• Tasks for this exercise:
- a) Reproduce the passage of the issue report on callback commands, starting at "Install phonetic punctuation" and ending at "NVDA 2019.3 alpha.".
- b) In the issue report on callback commands, condense the paragraph that begins "There is also another small problem" into a short bulleted list that keeps its main facts.
- c) Carry on writing the issue report on callback commands from the point where it stops.

## BEGIN Extract to read

Callback commands are not handled correctly. #22

mltony · 2019-10-06T00:07:07Z

Hello, This is mltony, I am working on NVDA add-on called phonetic punctuation:
https://github.com/mltony/nvda-phonetic-punctuation
IBM TTS driver doesn't seem to handle callback commands in python 3 version correctly in some cases. Here are steps to reproduce:

Install phonetic punctuation add-on:
https://github.com/mltony/nvda-phonetic-punctuation/releases/download/v0.2dev/phoneticPunctuation-0.2dev.nvda-addon
Note that it requires NVDA 2019.3 alpha.
Speak the following phrase:
Test test!!!

Expected behavior: Ding-ding-ding sounds should start playing after "test test"
Actual behavior: ding-ding sounds play at the same time "test test" utterance is spoken.

Phonetic punctuation converts this utterance into:

["Test test", <CallBackCommand that actually plays those ding sounds>, <BreakCommand for the duration of the sound>]

SO I suspect that your driver triggers callback sooner then the utterance has been fully spoken.

With other synthesizers phonetic punctuation works correctly; I tested with espeak, SAPI, OneCore and the other version of eloquence.

There is also another small problem, it seems like the duration of the pause in break command must be multiplied by some coefficient, that seem to be equal to 3. If you try to speak this phrase with phonetic punctuation:
!!!!!!!!Test
You will hear the word "test" much sooner than the dings end, because of that problem.

## END Extract to read
## BEGIN Given records

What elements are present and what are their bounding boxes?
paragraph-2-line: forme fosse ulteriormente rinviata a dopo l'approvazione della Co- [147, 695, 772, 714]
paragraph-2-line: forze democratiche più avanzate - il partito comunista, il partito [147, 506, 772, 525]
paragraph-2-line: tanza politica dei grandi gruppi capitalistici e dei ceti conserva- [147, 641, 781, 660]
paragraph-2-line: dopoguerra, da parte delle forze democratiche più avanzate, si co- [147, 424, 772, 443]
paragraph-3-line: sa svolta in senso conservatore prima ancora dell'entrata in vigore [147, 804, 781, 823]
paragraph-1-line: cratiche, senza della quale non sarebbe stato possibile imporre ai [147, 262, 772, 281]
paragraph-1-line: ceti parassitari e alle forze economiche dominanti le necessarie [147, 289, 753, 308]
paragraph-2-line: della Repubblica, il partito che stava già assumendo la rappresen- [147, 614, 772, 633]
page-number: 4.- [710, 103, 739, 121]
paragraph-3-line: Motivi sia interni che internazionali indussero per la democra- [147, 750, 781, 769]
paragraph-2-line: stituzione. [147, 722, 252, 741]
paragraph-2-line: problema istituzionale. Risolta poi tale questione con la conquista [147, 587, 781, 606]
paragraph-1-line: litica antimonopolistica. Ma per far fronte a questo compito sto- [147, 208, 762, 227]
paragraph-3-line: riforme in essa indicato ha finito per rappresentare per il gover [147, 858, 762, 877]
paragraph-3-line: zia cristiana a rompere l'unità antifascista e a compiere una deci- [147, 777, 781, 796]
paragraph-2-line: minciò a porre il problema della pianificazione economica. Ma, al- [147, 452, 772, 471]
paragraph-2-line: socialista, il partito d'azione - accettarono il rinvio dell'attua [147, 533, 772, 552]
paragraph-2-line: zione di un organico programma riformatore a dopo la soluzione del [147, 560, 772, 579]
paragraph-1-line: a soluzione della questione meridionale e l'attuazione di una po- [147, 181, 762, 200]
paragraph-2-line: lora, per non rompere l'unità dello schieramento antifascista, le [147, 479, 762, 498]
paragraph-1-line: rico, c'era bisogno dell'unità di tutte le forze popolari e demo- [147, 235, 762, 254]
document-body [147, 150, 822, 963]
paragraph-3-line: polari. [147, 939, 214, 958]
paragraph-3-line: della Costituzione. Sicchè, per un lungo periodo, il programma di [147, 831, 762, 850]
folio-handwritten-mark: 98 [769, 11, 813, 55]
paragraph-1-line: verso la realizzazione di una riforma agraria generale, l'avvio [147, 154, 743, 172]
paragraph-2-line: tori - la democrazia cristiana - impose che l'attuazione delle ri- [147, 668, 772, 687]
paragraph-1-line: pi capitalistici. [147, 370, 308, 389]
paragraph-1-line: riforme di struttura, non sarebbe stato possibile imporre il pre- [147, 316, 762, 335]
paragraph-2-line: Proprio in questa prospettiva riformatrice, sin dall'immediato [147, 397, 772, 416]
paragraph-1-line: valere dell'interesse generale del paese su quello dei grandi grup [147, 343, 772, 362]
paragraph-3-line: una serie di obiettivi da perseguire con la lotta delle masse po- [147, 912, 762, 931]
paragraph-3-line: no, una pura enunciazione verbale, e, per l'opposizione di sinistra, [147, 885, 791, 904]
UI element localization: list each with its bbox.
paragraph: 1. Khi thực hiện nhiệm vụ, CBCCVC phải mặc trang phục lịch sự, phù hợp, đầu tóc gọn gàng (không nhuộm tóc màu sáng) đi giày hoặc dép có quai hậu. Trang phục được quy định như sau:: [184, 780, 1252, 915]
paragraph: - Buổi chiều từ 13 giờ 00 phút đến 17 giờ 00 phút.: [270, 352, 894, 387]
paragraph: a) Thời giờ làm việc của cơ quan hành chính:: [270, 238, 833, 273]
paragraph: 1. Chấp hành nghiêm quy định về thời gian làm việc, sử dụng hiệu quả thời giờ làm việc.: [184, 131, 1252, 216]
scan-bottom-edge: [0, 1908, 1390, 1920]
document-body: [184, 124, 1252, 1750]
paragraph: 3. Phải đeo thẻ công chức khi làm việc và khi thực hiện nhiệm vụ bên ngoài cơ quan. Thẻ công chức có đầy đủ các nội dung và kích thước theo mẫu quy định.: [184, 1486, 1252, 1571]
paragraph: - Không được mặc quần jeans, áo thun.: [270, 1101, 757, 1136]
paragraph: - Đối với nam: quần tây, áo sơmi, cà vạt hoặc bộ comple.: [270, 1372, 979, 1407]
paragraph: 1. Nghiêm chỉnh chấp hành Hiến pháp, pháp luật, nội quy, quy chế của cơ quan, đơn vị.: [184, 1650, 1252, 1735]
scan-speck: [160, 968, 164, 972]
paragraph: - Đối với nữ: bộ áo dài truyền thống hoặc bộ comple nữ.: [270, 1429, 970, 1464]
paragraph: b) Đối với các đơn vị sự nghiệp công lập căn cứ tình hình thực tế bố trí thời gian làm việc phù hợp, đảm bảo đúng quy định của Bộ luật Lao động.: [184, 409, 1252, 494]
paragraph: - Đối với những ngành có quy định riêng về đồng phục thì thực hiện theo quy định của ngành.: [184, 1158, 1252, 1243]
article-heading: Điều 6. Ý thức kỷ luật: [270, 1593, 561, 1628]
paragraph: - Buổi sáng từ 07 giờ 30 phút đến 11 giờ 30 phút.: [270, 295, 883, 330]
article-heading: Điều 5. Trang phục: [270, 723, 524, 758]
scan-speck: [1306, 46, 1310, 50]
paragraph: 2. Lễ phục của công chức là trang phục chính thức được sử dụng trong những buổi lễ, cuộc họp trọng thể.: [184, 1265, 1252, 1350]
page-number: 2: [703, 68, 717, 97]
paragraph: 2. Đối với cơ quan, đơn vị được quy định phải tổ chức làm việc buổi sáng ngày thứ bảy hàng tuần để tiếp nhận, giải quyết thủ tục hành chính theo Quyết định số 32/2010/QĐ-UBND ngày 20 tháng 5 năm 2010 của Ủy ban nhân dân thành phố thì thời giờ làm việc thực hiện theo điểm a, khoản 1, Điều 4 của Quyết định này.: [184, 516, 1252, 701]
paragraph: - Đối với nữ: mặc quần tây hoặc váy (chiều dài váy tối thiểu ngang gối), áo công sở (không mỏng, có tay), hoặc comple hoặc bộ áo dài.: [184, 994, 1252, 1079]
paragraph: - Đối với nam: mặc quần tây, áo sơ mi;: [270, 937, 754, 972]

## END Given records

• Answers below:
- a)
Install phonetic punctuation add-on:
https://github.com/mltony/nvda-phonetic-punctuation/releases/download/v0.2dev/phoneticPunctuation-0.2dev.nvda-addon
Note that it requires NVDA 2019.3 alpha.

- b)
- The pause length in a break command seems to need multiplying by a coefficient that appears to equal 3.
- With phonetic punctuation, speaking "!!!!!!!!Test" shows the problem: the word "test" is heard well before the dings end.

- c)
The text was updated successfully, but these errors were encountered:

Neurrone · 2019-10-12T11:47:07Z

@mltony which other version of Eloquence were you testing with? CodeFactory's?

davidacm · 2019-10-12T13:55:38Z

Thanks. Its urgent to solve but I can't at this time because I'm outside of my country. I'll fix it when get back to my country. If someone can fix it, I can review the pull request and accept it.

mltony · 2019-10-12T18:46:14Z

I was testing with this one:
https://github.com/pumper42nickel/eloquence_threshold/
With this one phonetic punctuation works fine.

davidacm · 2019-10-27T11:46:20Z

Hi, I need your collaboration. Let me know if you can find a solution for this issue, please read my entire long comment.

The situation:

The other driver that you mentioned has the same cracking issue, I don't want to introduce another issue to solve this.
The issue: IBMTTS driver use a stream to buffer certain quantity of audio. When that buffer is full, the audio is send to the NVDA's player. All indexes received are sent also. By this way, we avoid voice breakage but the index accuracy is lost. On the IBMTTS driver the indexes are sent early, I could change this behavior but then the indexes will be sent delayed due to the audio bufferr.
The solution I tried: send the audio stream when the buffer is full or when an index is received.

results:

The issue of point 2 appeared for many sentences in spanish language, the cases are different for each language. I tried with some english cases for you.

steps to reproduce:

I don't know if this issue depends on hardware specs, maybe on your computer you need to adjust it to distinct parameters. but here are my main computer specs:

environment:

Application: Notepad.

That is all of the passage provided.